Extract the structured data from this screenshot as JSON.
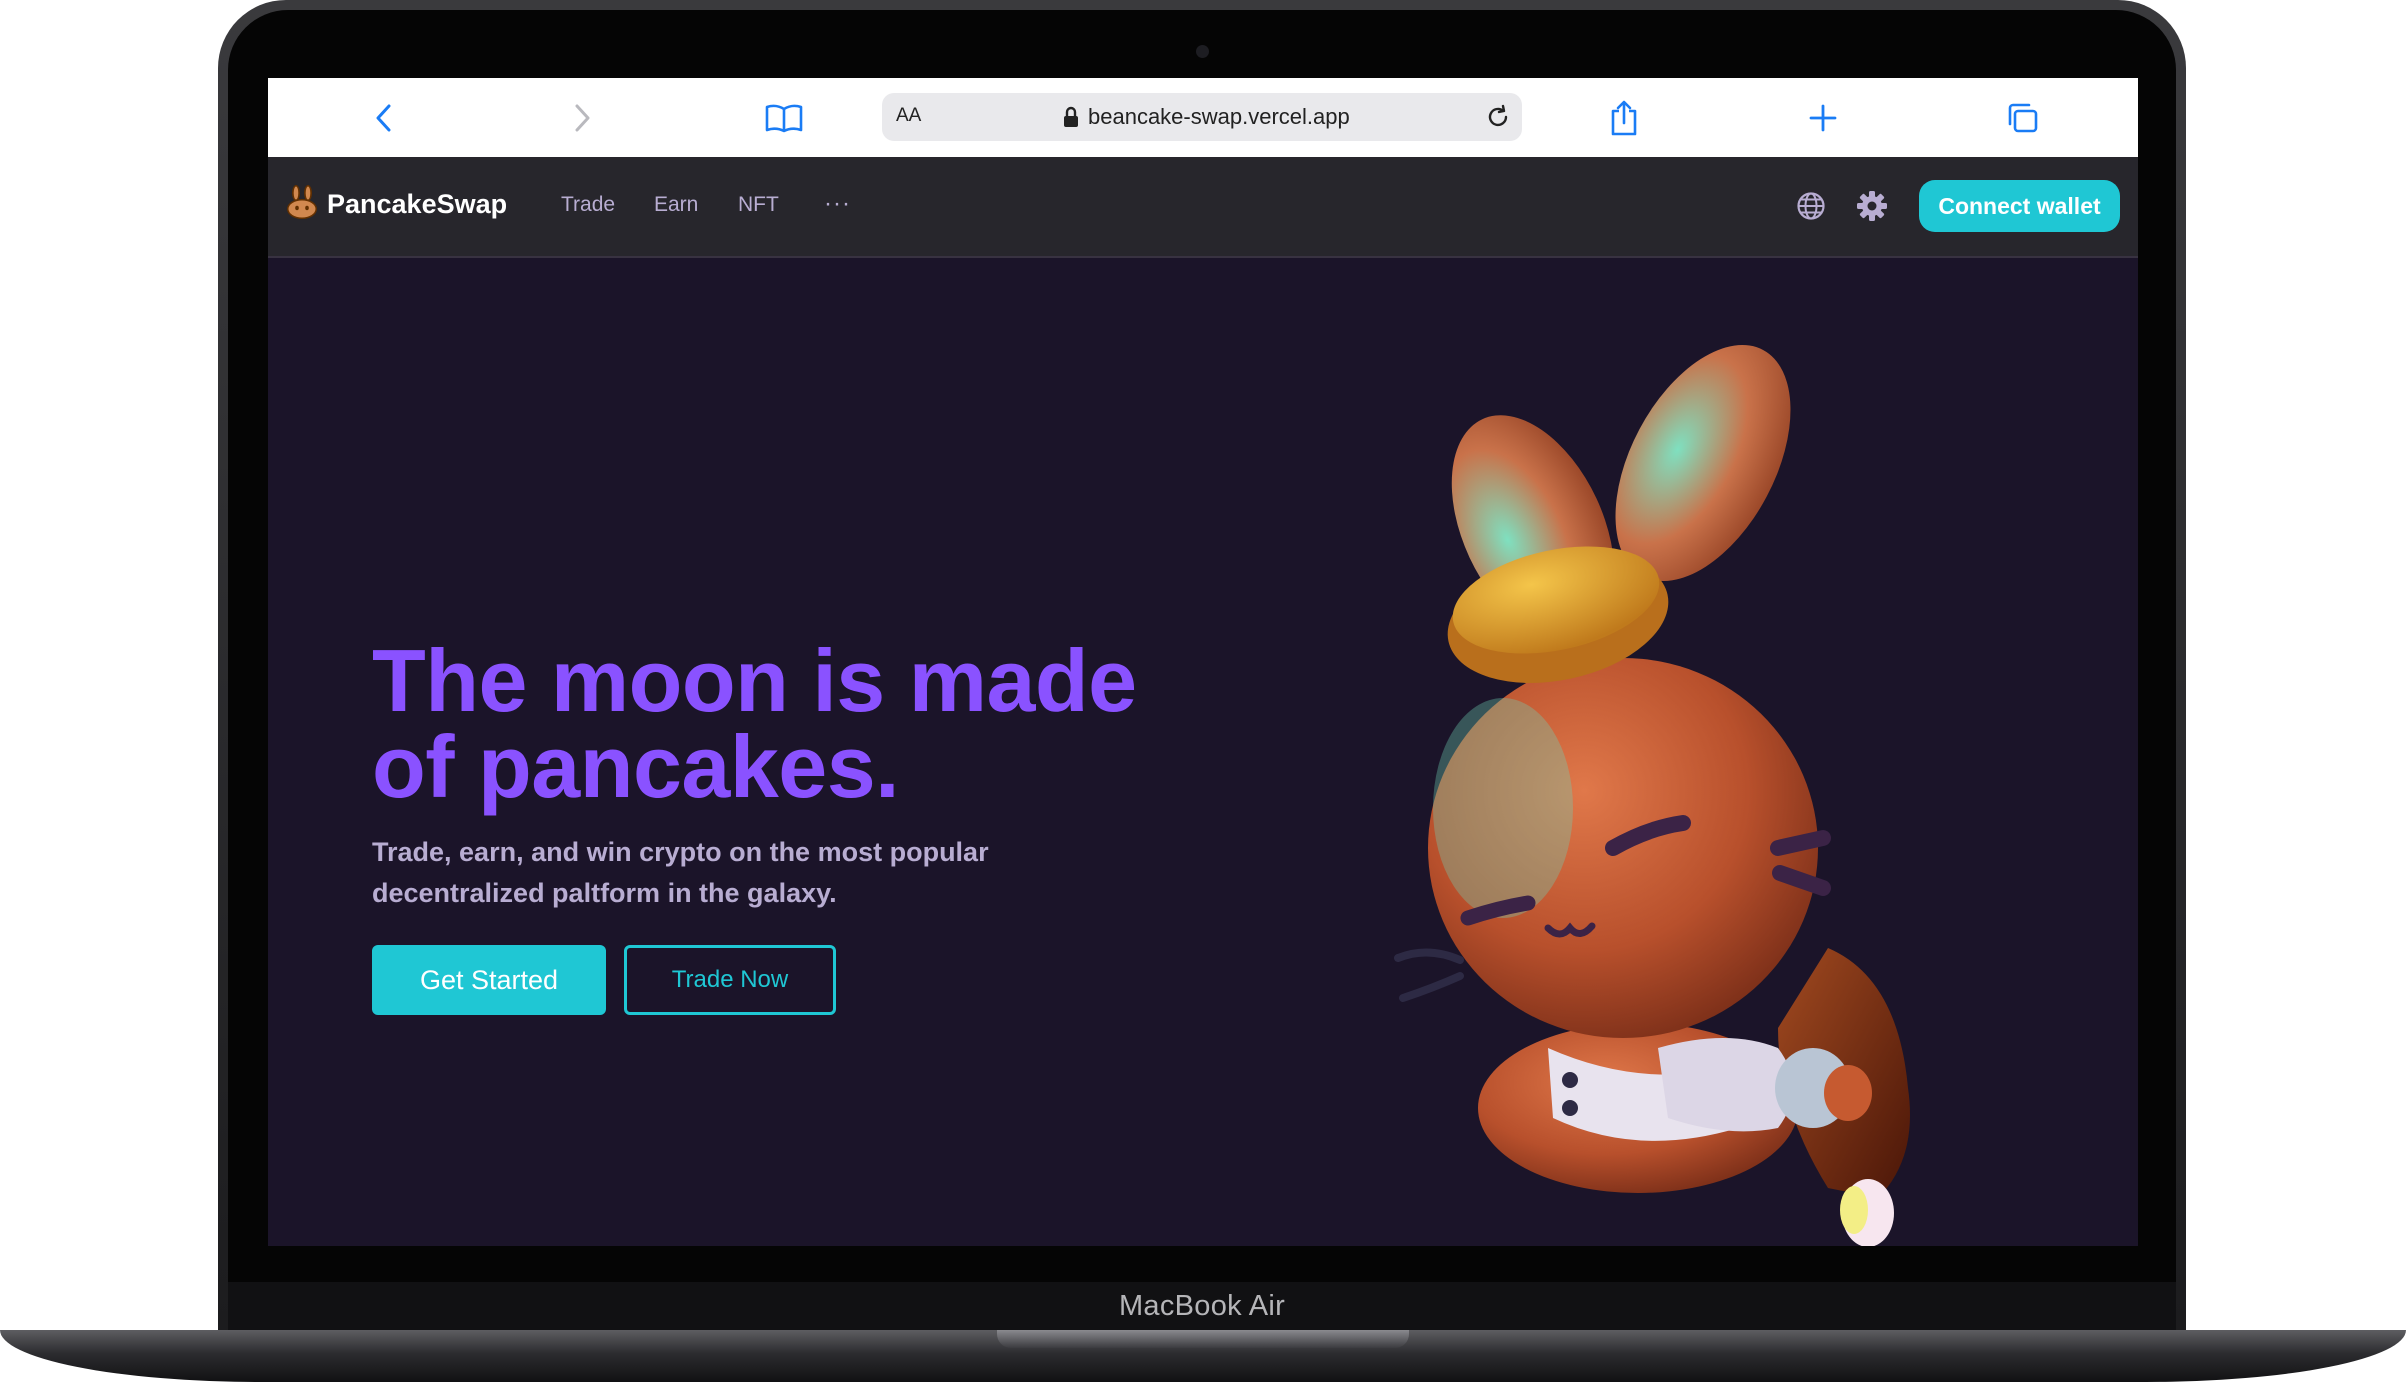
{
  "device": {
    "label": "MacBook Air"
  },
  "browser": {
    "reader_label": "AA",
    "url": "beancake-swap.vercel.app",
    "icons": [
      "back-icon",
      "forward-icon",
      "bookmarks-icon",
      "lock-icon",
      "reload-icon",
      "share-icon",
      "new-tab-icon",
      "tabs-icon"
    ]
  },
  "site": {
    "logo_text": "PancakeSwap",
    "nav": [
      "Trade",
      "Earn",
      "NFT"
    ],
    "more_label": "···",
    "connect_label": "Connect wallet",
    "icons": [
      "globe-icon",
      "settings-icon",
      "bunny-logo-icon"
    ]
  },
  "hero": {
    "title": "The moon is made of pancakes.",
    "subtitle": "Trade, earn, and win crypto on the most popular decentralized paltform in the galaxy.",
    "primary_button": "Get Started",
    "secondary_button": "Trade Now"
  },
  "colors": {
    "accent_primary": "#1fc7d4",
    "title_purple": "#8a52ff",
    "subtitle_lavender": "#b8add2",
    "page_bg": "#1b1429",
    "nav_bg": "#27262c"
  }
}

* * * *

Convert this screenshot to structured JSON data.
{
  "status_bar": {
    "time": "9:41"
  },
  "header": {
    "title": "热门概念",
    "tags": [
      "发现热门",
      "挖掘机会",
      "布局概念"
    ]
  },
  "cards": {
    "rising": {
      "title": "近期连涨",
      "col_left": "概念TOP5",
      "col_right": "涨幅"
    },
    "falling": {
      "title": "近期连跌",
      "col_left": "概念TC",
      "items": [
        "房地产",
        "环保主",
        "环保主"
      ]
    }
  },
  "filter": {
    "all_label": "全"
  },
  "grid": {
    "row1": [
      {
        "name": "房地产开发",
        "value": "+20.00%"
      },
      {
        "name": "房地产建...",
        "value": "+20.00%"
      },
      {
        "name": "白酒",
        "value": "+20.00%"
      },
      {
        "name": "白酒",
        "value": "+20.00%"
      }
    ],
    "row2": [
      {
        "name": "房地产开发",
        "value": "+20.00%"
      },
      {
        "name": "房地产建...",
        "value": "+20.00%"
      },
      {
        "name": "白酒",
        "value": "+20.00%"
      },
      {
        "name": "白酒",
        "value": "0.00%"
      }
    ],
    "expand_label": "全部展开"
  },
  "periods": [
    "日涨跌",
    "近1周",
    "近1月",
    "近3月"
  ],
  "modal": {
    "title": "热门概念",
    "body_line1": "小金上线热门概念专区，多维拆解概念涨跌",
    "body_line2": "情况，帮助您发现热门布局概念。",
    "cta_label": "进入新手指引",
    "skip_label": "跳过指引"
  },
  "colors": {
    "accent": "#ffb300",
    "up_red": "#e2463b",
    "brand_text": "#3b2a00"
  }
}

* * * *

Scan the material above. Return every line containing the string "this".

▸ **Answer to the exercise**:
Extract the structured data from this screenshot as JSON.
Convert this screenshot to structured JSON data.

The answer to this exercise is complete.